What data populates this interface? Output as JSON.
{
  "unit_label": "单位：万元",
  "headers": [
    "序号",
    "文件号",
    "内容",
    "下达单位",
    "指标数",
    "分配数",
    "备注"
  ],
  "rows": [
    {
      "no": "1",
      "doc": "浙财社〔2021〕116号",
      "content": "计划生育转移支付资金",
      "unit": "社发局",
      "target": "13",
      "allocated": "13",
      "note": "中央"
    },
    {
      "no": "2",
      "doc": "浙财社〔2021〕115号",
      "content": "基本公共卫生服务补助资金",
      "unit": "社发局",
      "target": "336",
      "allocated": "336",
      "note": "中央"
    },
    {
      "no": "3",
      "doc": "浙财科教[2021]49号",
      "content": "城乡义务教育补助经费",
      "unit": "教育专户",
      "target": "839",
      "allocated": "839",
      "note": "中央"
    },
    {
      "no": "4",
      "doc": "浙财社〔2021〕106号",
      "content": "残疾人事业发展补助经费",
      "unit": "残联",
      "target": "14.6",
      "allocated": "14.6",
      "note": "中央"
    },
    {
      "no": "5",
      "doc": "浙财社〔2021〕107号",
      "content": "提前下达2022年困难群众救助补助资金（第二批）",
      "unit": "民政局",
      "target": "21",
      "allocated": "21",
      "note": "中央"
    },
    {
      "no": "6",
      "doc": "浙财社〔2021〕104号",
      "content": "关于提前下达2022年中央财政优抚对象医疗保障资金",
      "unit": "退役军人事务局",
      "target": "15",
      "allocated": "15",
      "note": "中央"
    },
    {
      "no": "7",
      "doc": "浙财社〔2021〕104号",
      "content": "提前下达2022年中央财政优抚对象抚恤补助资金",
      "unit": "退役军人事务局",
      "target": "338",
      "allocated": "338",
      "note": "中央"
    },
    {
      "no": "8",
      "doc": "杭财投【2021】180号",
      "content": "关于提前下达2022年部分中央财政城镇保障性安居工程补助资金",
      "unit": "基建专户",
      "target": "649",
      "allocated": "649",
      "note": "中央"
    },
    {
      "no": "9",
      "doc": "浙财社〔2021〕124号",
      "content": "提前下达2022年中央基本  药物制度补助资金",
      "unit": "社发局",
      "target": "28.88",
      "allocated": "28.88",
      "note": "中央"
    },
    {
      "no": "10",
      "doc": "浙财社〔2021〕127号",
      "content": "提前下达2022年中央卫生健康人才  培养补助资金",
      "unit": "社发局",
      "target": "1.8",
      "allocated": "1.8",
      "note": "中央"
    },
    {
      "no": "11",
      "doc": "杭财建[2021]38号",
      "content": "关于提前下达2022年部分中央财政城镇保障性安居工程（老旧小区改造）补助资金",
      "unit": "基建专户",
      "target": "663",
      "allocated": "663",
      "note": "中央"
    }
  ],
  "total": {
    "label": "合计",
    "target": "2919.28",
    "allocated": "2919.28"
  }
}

------------------------------

-- Description of the task --
Each line that contains the string "allocated" counts once; say how many there are and nothing else.

-- Answer --
12